* Begin Materials provided *

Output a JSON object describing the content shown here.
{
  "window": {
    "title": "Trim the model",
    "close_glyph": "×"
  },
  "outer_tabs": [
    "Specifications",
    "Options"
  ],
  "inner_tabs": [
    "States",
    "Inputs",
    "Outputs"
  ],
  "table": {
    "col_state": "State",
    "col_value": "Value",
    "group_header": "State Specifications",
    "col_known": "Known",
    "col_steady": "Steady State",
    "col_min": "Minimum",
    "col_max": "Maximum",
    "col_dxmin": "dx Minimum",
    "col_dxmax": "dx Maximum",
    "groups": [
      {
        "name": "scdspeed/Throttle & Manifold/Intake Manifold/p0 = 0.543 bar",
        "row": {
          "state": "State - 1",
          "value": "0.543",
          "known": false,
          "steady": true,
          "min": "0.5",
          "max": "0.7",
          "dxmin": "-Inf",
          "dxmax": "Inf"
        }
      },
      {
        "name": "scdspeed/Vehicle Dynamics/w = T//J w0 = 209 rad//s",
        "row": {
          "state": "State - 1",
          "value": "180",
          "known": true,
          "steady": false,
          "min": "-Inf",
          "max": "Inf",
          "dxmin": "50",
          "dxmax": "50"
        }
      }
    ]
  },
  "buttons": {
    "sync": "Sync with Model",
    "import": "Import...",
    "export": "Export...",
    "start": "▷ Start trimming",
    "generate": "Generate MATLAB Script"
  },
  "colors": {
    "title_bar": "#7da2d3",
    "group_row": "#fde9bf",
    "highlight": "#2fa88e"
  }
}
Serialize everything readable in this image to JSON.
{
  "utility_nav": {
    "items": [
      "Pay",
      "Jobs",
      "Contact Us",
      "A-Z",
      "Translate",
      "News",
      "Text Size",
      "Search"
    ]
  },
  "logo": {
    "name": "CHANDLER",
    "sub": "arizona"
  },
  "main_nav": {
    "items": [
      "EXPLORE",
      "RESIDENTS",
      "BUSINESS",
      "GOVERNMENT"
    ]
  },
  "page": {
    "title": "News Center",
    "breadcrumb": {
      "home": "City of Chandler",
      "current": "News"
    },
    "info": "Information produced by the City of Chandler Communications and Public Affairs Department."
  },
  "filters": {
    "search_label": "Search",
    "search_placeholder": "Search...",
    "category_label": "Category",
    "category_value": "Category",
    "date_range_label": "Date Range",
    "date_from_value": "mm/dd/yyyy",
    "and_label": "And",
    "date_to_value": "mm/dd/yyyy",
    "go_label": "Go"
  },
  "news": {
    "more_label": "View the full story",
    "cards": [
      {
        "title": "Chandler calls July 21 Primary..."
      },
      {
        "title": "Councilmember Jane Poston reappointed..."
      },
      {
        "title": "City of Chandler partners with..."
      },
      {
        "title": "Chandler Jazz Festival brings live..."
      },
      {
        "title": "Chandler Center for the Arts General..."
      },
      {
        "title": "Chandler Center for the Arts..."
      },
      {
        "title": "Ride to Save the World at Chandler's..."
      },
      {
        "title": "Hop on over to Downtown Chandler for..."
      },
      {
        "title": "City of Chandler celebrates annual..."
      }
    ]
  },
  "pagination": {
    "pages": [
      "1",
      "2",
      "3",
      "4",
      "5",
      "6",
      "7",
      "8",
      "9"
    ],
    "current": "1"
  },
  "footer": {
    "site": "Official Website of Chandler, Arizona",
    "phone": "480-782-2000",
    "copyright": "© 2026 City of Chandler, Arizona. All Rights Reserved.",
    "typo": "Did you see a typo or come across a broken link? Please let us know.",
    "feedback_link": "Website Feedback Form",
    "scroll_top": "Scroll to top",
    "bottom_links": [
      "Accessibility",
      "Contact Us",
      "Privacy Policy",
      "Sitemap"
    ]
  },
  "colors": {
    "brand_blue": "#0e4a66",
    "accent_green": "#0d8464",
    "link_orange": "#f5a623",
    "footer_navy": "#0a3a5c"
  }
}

* End Materials provided *

## Instructions for the task
Exact copies of all the records are required.

## Solved problem
Output a JSON object describing the content shown here.
{
  "window": {
    "title": "Trim the model",
    "close_glyph": "×"
  },
  "outer_tabs": [
    "Specifications",
    "Options"
  ],
  "inner_tabs": [
    "States",
    "Inputs",
    "Outputs"
  ],
  "table": {
    "col_state": "State",
    "col_value": "Value",
    "group_header": "State Specifications",
    "col_known": "Known",
    "col_steady": "Steady State",
    "col_min": "Minimum",
    "col_max": "Maximum",
    "col_dxmin": "dx Minimum",
    "col_dxmax": "dx Maximum",
    "groups": [
      {
        "name": "scdspeed/Throttle & Manifold/Intake Manifold/p0 = 0.543 bar",
        "row": {
          "state": "State - 1",
          "value": "0.543",
          "known": false,
          "steady": true,
          "min": "0.5",
          "max": "0.7",
          "dxmin": "-Inf",
          "dxmax": "Inf"
        }
      },
      {
        "name": "scdspeed/Vehicle Dynamics/w = T//J w0 = 209 rad//s",
        "row": {
          "state": "State - 1",
          "value": "180",
          "known": true,
          "steady": false,
          "min": "-Inf",
          "max": "Inf",
          "dxmin": "50",
          "dxmax": "50"
        }
      }
    ]
  },
  "buttons": {
    "sync": "Sync with Model",
    "import": "Import...",
    "export": "Export...",
    "start": "▷ Start trimming",
    "generate": "Generate MATLAB Script"
  },
  "colors": {
    "title_bar": "#7da2d3",
    "group_row": "#fde9bf",
    "highlight": "#2fa88e"
  }
}
Serialize everything readable in this image to JSON.
{
  "utility_nav": {
    "items": [
      "Pay",
      "Jobs",
      "Contact Us",
      "A-Z",
      "Translate",
      "News",
      "Text Size",
      "Search"
    ]
  },
  "logo": {
    "name": "CHANDLER",
    "sub": "arizona"
  },
  "main_nav": {
    "items": [
      "EXPLORE",
      "RESIDENTS",
      "BUSINESS",
      "GOVERNMENT"
    ]
  },
  "page": {
    "title": "News Center",
    "breadcrumb": {
      "home": "City of Chandler",
      "current": "News"
    },
    "info": "Information produced by the City of Chandler Communications and Public Affairs Department."
  },
  "filters": {
    "search_label": "Search",
    "search_placeholder": "Search...",
    "category_label": "Category",
    "category_value": "Category",
    "date_range_label": "Date Range",
    "date_from_value": "mm/dd/yyyy",
    "and_label": "And",
    "date_to_value": "mm/dd/yyyy",
    "go_label": "Go"
  },
  "news": {
    "more_label": "View the full story",
    "cards": [
      {
        "title": "Chandler calls July 21 Primary..."
      },
      {
        "title": "Councilmember Jane Poston reappointed..."
      },
      {
        "title": "City of Chandler partners with..."
      },
      {
        "title": "Chandler Jazz Festival brings live..."
      },
      {
        "title": "Chandler Center for the Arts General..."
      },
      {
        "title": "Chandler Center for the Arts..."
      },
      {
        "title": "Ride to Save the World at Chandler's..."
      },
      {
        "title": "Hop on over to Downtown Chandler for..."
      },
      {
        "title": "City of Chandler celebrates annual..."
      }
    ]
  },
  "pagination": {
    "pages": [
      "1",
      "2",
      "3",
      "4",
      "5",
      "6",
      "7",
      "8",
      "9"
    ],
    "current": "1"
  },
  "footer": {
    "site": "Official Website of Chandler, Arizona",
    "phone": "480-782-2000",
    "copyright": "© 2026 City of Chandler, Arizona. All Rights Reserved.",
    "typo": "Did you see a typo or come across a broken link? Please let us know.",
    "feedback_link": "Website Feedback Form",
    "scroll_top": "Scroll to top",
    "bottom_links": [
      "Accessibility",
      "Contact Us",
      "Privacy Policy",
      "Sitemap"
    ]
  },
  "colors": {
    "brand_blue": "#0e4a66",
    "accent_green": "#0d8464",
    "link_orange": "#f5a623",
    "footer_navy": "#0a3a5c"
  }
}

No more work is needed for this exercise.